> **Work instructions**
Count the lines below that include the word "rpib" and write that number alone.

> **Material for this task**
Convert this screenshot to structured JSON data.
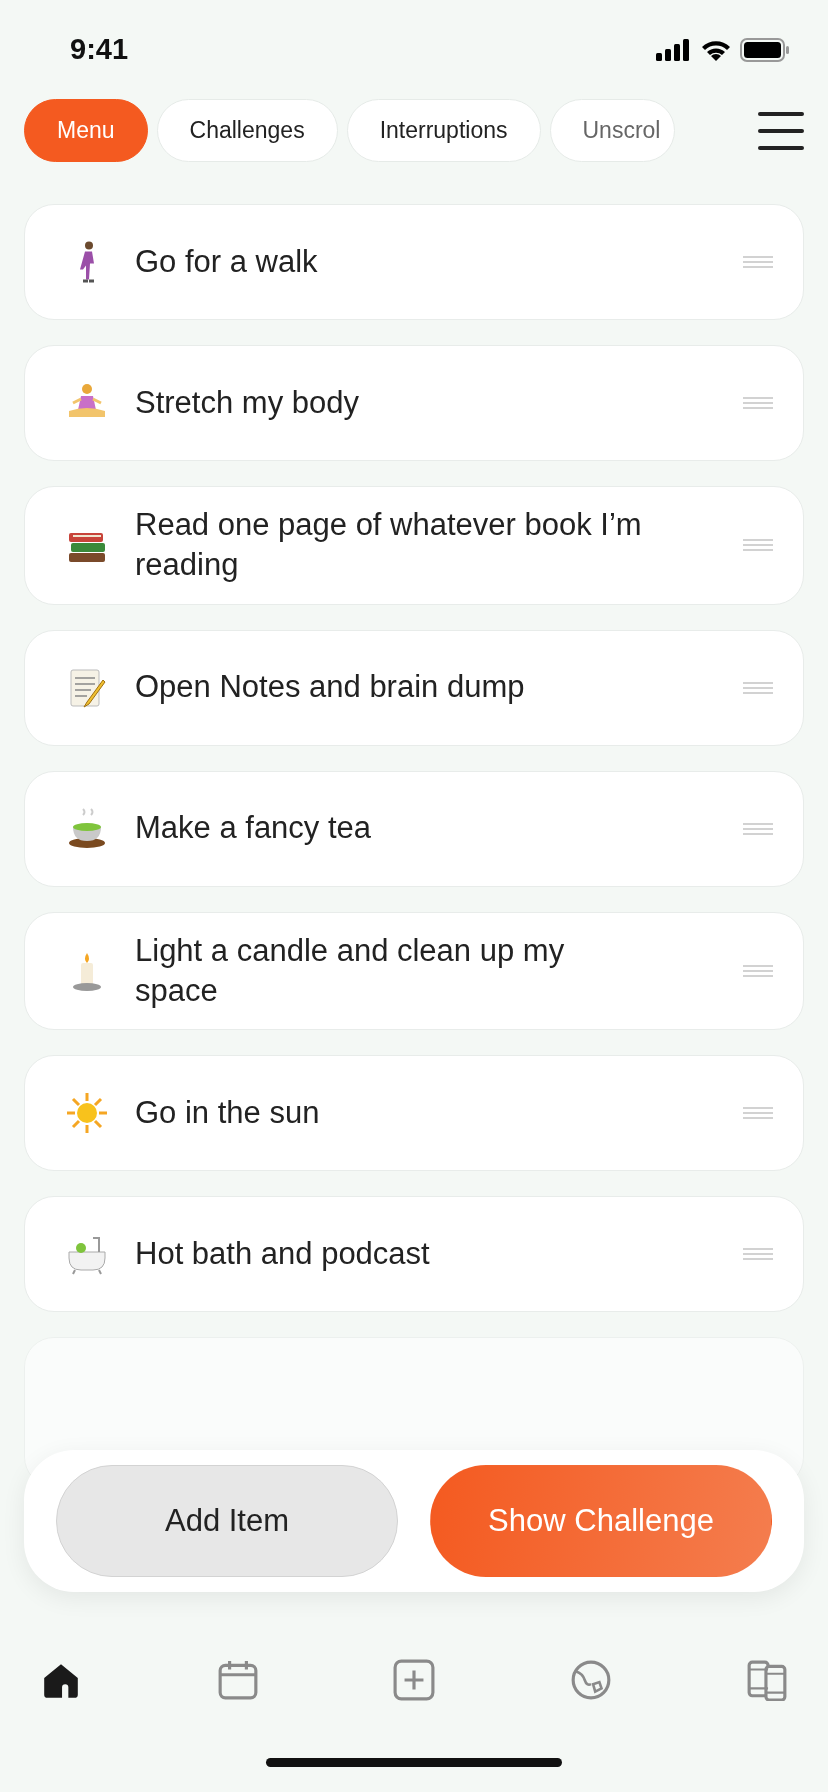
{
  "status_bar": {
    "time": "9:41"
  },
  "chips": [
    {
      "label": "Menu",
      "selected": true
    },
    {
      "label": "Challenges",
      "selected": false
    },
    {
      "label": "Interruptions",
      "selected": false
    },
    {
      "label": "Unscrol",
      "selected": false
    }
  ],
  "items": [
    {
      "label": "Go for a walk"
    },
    {
      "label": "Stretch my body"
    },
    {
      "label": "Read one page of whatever book I’m reading"
    },
    {
      "label": "Open Notes and brain dump"
    },
    {
      "label": "Make a fancy tea"
    },
    {
      "label": "Light a candle and clean up my space"
    },
    {
      "label": "Go in the sun"
    },
    {
      "label": "Hot bath and podcast"
    }
  ],
  "actions": [
    {
      "label": "Add Item",
      "kind": "secondary"
    },
    {
      "label": "Show Challenge",
      "kind": "primary"
    }
  ],
  "tab_bar": [
    {
      "selected": true
    },
    {
      "selected": false
    },
    {
      "selected": false
    },
    {
      "selected": false
    },
    {
      "selected": false
    }
  ]
}
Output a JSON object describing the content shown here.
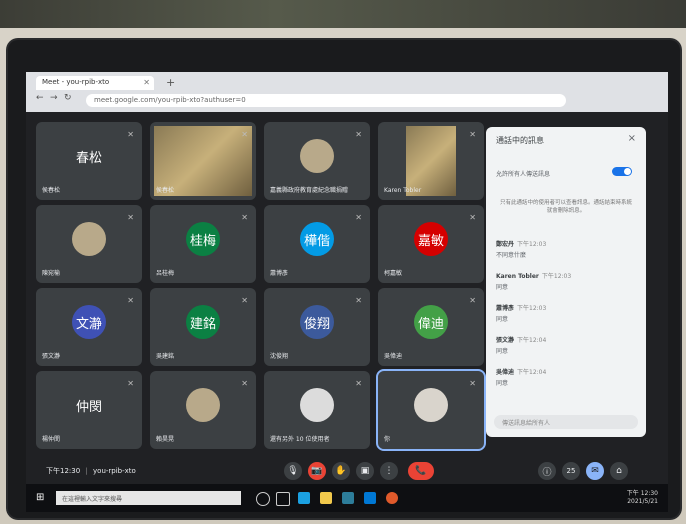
{
  "browser": {
    "tab_title": "Meet - you-rpib-xto",
    "url": "meet.google.com/you-rpib-xto?authuser=0",
    "new_tab": "+"
  },
  "tiles": [
    {
      "name": "侯春松",
      "avatar": "春松",
      "color": "#3c4043"
    },
    {
      "name": "侯春松",
      "avatar": "",
      "color": "video"
    },
    {
      "name": "嘉義縣政府教育處紀念職捐贈",
      "avatar": "",
      "color": "photo"
    },
    {
      "name": "Karen Tobler",
      "avatar": "",
      "color": "video"
    },
    {
      "name": "陳宛榆",
      "avatar": "",
      "color": "photo"
    },
    {
      "name": "呂桂梅",
      "avatar": "桂梅",
      "color": "#0b8043"
    },
    {
      "name": "蕭博彥",
      "avatar": "樺偕",
      "color": "#039be5"
    },
    {
      "name": "柯嘉敏",
      "avatar": "嘉敏",
      "color": "#d50000"
    },
    {
      "name": "張文瀞",
      "avatar": "文瀞",
      "color": "#3f51b5"
    },
    {
      "name": "吳建銘",
      "avatar": "建銘",
      "color": "#0b8043"
    },
    {
      "name": "沈俊翔",
      "avatar": "俊翔",
      "color": "#3c5a9c"
    },
    {
      "name": "吳偉迪",
      "avatar": "偉迪",
      "color": "#43a047"
    },
    {
      "name": "楊仲閔",
      "avatar": "仲閔",
      "color": "#3c4043"
    },
    {
      "name": "賴昊晃",
      "avatar": "",
      "color": "photo"
    },
    {
      "name": "還有另外 10 位使用者",
      "avatar": "",
      "color": "more"
    },
    {
      "name": "你",
      "avatar": "",
      "color": "self"
    }
  ],
  "panel": {
    "title": "通話中的訊息",
    "close": "×",
    "toggle_label": "允許所有人傳送訊息",
    "notice": "只有此通話中的使用者可以查看訊息。通話結束時系統就會刪除訊息。",
    "messages": [
      {
        "who": "鄭宏丹",
        "time": "下午12:03",
        "text": "不同意什麼"
      },
      {
        "who": "Karen Tobler",
        "time": "下午12:03",
        "text": "同意"
      },
      {
        "who": "蕭博彥",
        "time": "下午12:03",
        "text": "同意"
      },
      {
        "who": "張文瀞",
        "time": "下午12:04",
        "text": "同意"
      },
      {
        "who": "吳偉迪",
        "time": "下午12:04",
        "text": "同意"
      }
    ],
    "composer_placeholder": "傳送訊息給所有人"
  },
  "toolbar": {
    "time": "下午12:30",
    "meeting_code": "you-rpib-xto",
    "mic_icon": "🎙",
    "cam_icon": "📷",
    "hand_icon": "✋",
    "present_icon": "▣",
    "more_icon": "⋮",
    "end_icon": "📞",
    "info_icon": "ⓘ",
    "people_count": "25"
  },
  "taskbar": {
    "search_placeholder": "在這裡輸入文字來搜尋",
    "clock_time": "下午 12:30",
    "clock_date": "2021/5/21"
  }
}
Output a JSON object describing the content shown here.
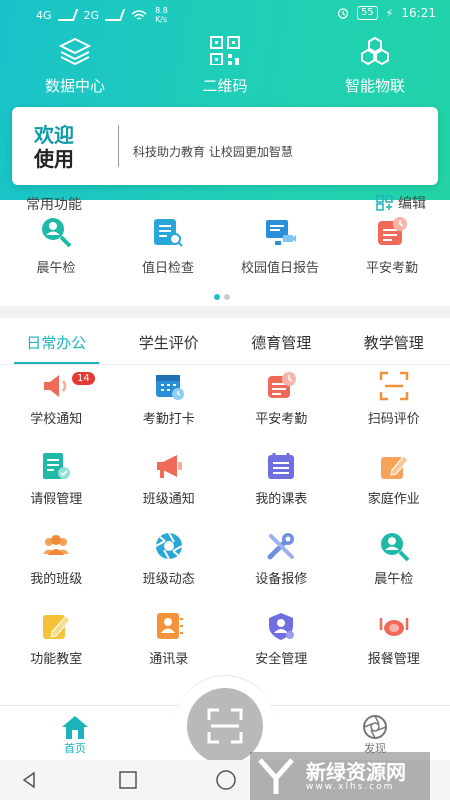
{
  "statusbar": {
    "net1": "4G",
    "net2": "2G",
    "speed": "8.8",
    "speed_unit": "K/s",
    "battery": "55",
    "time": "16:21"
  },
  "topnav": [
    {
      "label": "数据中心",
      "icon": "layers-icon"
    },
    {
      "label": "二维码",
      "icon": "qrcode-icon"
    },
    {
      "label": "智能物联",
      "icon": "hexagon-network-icon"
    }
  ],
  "welcome": {
    "line1": "欢迎",
    "line2": "使用",
    "slogan": "科技助力教育  让校园更加智慧"
  },
  "common": {
    "title": "常用功能",
    "edit": "编辑",
    "items": [
      {
        "label": "晨午检",
        "icon": "search-person-icon"
      },
      {
        "label": "值日检查",
        "icon": "checklist-search-icon"
      },
      {
        "label": "校园值日报告",
        "icon": "report-camera-icon"
      },
      {
        "label": "平安考勤",
        "icon": "clock-card-icon"
      }
    ]
  },
  "tabs": [
    {
      "label": "日常办公",
      "active": true
    },
    {
      "label": "学生评价"
    },
    {
      "label": "德育管理"
    },
    {
      "label": "教学管理"
    }
  ],
  "grid": [
    {
      "label": "学校通知",
      "icon": "speaker-icon",
      "badge": "14"
    },
    {
      "label": "考勤打卡",
      "icon": "calendar-clock-icon"
    },
    {
      "label": "平安考勤",
      "icon": "clock-card-icon"
    },
    {
      "label": "扫码评价",
      "icon": "scan-frame-icon"
    },
    {
      "label": "请假管理",
      "icon": "leave-form-icon"
    },
    {
      "label": "班级通知",
      "icon": "megaphone-icon"
    },
    {
      "label": "我的课表",
      "icon": "schedule-icon"
    },
    {
      "label": "家庭作业",
      "icon": "homework-pencil-icon"
    },
    {
      "label": "我的班级",
      "icon": "group-icon"
    },
    {
      "label": "班级动态",
      "icon": "aperture-icon"
    },
    {
      "label": "设备报修",
      "icon": "tools-icon"
    },
    {
      "label": "晨午检",
      "icon": "search-person-icon"
    },
    {
      "label": "功能教室",
      "icon": "edit-note-icon"
    },
    {
      "label": "通讯录",
      "icon": "contacts-icon"
    },
    {
      "label": "安全管理",
      "icon": "shield-user-icon"
    },
    {
      "label": "报餐管理",
      "icon": "meal-plate-icon"
    }
  ],
  "bottom": {
    "home": "首页",
    "discover": "发现"
  },
  "watermark": {
    "text": "新绿资源网",
    "url": "www.xlhs.com"
  },
  "colors": {
    "accent": "#1db3bd",
    "badge": "#e53935"
  }
}
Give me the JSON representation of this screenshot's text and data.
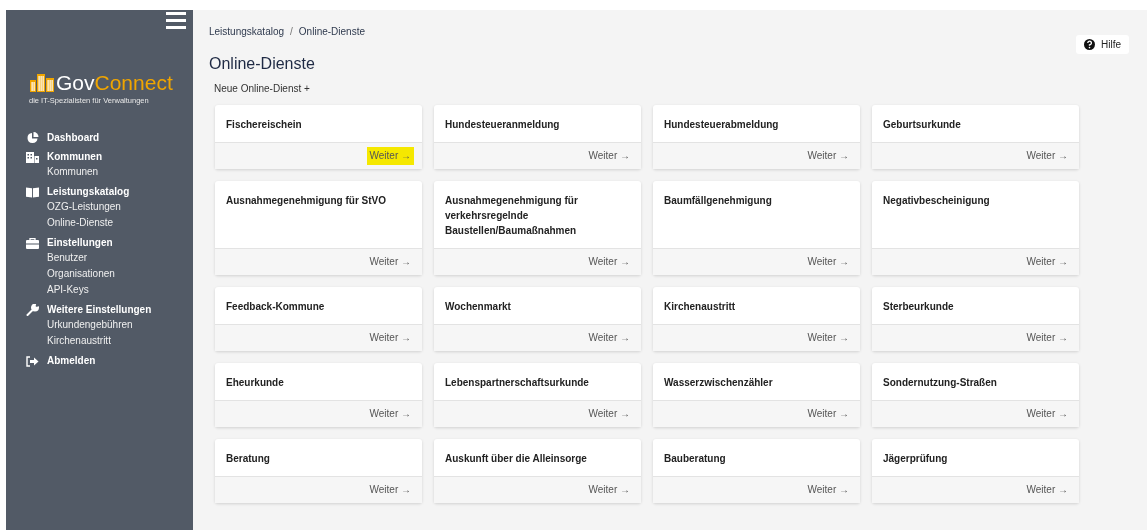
{
  "sidebar": {
    "logo": {
      "name_part_1": "Gov",
      "name_part_2": "Connect",
      "tagline": "die IT-Spezialisten für Verwaltungen"
    },
    "sections": [
      {
        "label": "Dashboard"
      },
      {
        "label": "Kommunen",
        "children": [
          "Kommunen"
        ]
      },
      {
        "label": "Leistungskatalog",
        "children": [
          "OZG-Leistungen",
          "Online-Dienste"
        ]
      },
      {
        "label": "Einstellungen",
        "children": [
          "Benutzer",
          "Organisationen",
          "API-Keys"
        ]
      },
      {
        "label": "Weitere Einstellungen",
        "children": [
          "Urkundengebühren",
          "Kirchenaustritt"
        ]
      },
      {
        "label": "Abmelden"
      }
    ]
  },
  "breadcrumb": {
    "items": [
      "Leistungskatalog",
      "Online-Dienste"
    ],
    "separator": "/"
  },
  "help_button": "Hilfe",
  "page_title": "Online-Dienste",
  "new_link": "Neue Online-Dienst +",
  "cards": [
    {
      "title": "Fischereischein",
      "action": "Weiter →",
      "highlighted": true
    },
    {
      "title": "Hundesteueranmeldung",
      "action": "Weiter →",
      "highlighted": false
    },
    {
      "title": "Hundesteuerabmeldung",
      "action": "Weiter →",
      "highlighted": false
    },
    {
      "title": "Geburtsurkunde",
      "action": "Weiter →",
      "highlighted": false
    },
    {
      "title": "Ausnahmegenehmigung für StVO",
      "action": "Weiter →",
      "highlighted": false
    },
    {
      "title": "Ausnahmegenehmigung für verkehrsregelnde Baustellen/Baumaßnahmen",
      "action": "Weiter →",
      "highlighted": false
    },
    {
      "title": "Baumfällgenehmigung",
      "action": "Weiter →",
      "highlighted": false
    },
    {
      "title": "Negativbescheinigung",
      "action": "Weiter →",
      "highlighted": false
    },
    {
      "title": "Feedback-Kommune",
      "action": "Weiter →",
      "highlighted": false
    },
    {
      "title": "Wochenmarkt",
      "action": "Weiter →",
      "highlighted": false
    },
    {
      "title": "Kirchenaustritt",
      "action": "Weiter →",
      "highlighted": false
    },
    {
      "title": "Sterbeurkunde",
      "action": "Weiter →",
      "highlighted": false
    },
    {
      "title": "Eheurkunde",
      "action": "Weiter →",
      "highlighted": false
    },
    {
      "title": "Lebenspartnerschaftsurkunde",
      "action": "Weiter →",
      "highlighted": false
    },
    {
      "title": "Wasserzwischenzähler",
      "action": "Weiter →",
      "highlighted": false
    },
    {
      "title": "Sondernutzung-Straßen",
      "action": "Weiter →",
      "highlighted": false
    },
    {
      "title": "Beratung",
      "action": "Weiter →",
      "highlighted": false
    },
    {
      "title": "Auskunft über die Alleinsorge",
      "action": "Weiter →",
      "highlighted": false
    },
    {
      "title": "Bauberatung",
      "action": "Weiter →",
      "highlighted": false
    },
    {
      "title": "Jägerprüfung",
      "action": "Weiter →",
      "highlighted": false
    }
  ]
}
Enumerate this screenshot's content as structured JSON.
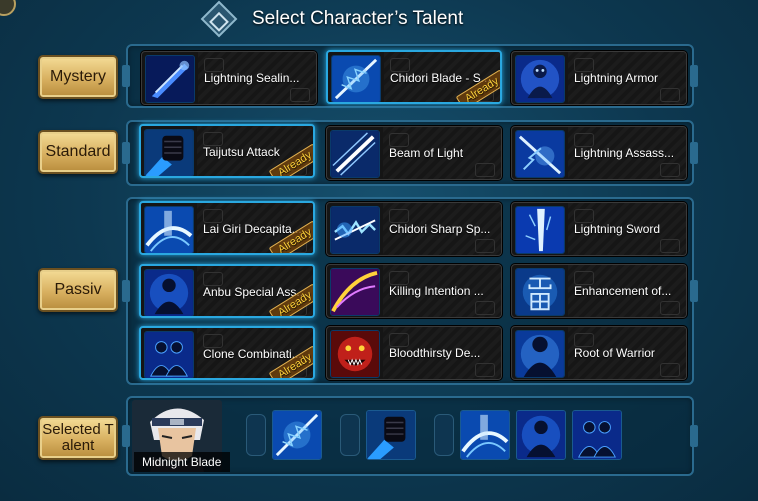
{
  "header": {
    "title": "Select Character’s Talent"
  },
  "categories": {
    "mystery": "Mystery",
    "standard": "Standard",
    "passive": "Passiv",
    "selected": "Selected T alent"
  },
  "already_label": "Already",
  "mystery_talents": [
    {
      "name": "Lightning Sealin...",
      "icon": "lightning-blade-icon",
      "selected": false,
      "already": false
    },
    {
      "name": "Chidori Blade - S...",
      "icon": "chidori-blade-icon",
      "selected": true,
      "already": true
    },
    {
      "name": "Lightning Armor",
      "icon": "lightning-armor-icon",
      "selected": false,
      "already": false
    }
  ],
  "standard_talents": [
    {
      "name": "Taijutsu Attack",
      "icon": "fist-icon",
      "selected": true,
      "already": true
    },
    {
      "name": "Beam of Light",
      "icon": "light-beam-icon",
      "selected": false,
      "already": false
    },
    {
      "name": "Lightning Assass...",
      "icon": "lightning-assassin-icon",
      "selected": false,
      "already": false
    }
  ],
  "passive_talents": [
    {
      "name": "Lai Giri Decapita...",
      "icon": "slash-icon",
      "selected": true,
      "already": true
    },
    {
      "name": "Chidori Sharp Sp...",
      "icon": "chidori-spear-icon",
      "selected": false,
      "already": false
    },
    {
      "name": "Lightning Sword",
      "icon": "lightning-sword-icon",
      "selected": false,
      "already": false
    },
    {
      "name": "Anbu Special Ass...",
      "icon": "anbu-silhouette-icon",
      "selected": true,
      "already": true
    },
    {
      "name": "Killing Intention ...",
      "icon": "killing-intent-icon",
      "selected": false,
      "already": false
    },
    {
      "name": "Enhancement of...",
      "icon": "thunder-kanji-icon",
      "selected": false,
      "already": false
    },
    {
      "name": "Clone Combinati...",
      "icon": "clone-icon",
      "selected": true,
      "already": true
    },
    {
      "name": "Bloodthirsty De...",
      "icon": "demon-face-icon",
      "selected": false,
      "already": false
    },
    {
      "name": "Root of Warrior",
      "icon": "warrior-silhouette-icon",
      "selected": false,
      "already": false
    }
  ],
  "selected_character": {
    "name": "Midnight Blade",
    "icon": "ninja-portrait-icon"
  },
  "selected_slots": [
    "chidori-blade-icon",
    "fist-icon",
    "slash-icon",
    "anbu-silhouette-icon",
    "clone-icon"
  ],
  "colors": {
    "background": "#0e3a52",
    "panel_border": "#2a6a8e",
    "gold_button": "#d8b060",
    "already_text": "#ffd23a",
    "selection_glow": "#2aa8e0"
  }
}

> **Solution for this task**
3